* [Records from a data source]:
────────────────────────────────────────

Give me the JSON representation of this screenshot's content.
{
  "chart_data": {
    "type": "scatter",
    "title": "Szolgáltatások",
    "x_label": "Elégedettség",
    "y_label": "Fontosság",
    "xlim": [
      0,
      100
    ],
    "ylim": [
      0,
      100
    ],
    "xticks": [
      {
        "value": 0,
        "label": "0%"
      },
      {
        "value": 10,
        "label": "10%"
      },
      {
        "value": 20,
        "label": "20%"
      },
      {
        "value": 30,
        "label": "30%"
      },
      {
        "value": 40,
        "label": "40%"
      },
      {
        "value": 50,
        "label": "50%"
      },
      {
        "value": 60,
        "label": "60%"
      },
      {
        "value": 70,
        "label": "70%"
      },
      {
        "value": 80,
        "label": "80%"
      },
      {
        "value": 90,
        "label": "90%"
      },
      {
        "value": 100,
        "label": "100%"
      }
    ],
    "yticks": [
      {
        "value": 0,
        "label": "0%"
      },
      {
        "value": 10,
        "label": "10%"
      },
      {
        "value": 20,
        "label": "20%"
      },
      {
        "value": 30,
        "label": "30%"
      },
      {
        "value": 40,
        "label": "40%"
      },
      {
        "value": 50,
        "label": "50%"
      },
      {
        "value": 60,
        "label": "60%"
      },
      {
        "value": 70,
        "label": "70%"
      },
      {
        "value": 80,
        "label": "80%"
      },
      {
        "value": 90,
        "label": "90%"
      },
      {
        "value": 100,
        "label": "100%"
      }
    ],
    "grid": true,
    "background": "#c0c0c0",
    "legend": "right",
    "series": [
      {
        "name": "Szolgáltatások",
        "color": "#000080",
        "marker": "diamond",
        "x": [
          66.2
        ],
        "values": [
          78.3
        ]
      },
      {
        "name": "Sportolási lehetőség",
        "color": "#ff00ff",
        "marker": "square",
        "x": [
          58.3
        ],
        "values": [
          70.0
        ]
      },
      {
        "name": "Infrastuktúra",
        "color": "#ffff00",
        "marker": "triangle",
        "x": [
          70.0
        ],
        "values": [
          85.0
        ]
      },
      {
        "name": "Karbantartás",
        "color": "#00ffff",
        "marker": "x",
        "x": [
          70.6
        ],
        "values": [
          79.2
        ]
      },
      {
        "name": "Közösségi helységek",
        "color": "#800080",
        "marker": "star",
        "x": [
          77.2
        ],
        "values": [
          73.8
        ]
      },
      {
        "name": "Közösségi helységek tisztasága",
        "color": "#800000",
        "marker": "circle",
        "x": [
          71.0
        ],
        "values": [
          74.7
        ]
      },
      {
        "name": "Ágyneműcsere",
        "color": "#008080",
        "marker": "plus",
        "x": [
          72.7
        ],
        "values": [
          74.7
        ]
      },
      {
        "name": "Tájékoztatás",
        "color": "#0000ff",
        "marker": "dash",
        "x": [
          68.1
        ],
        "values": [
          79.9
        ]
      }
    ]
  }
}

────────────────────────────────────────

* [Task goal]:
Show the lines from the data above that contain the string "Közösségi".

* [Answer in full]:
        "name": "Közösségi helységek",
        "name": "Közösségi helységek tisztasága",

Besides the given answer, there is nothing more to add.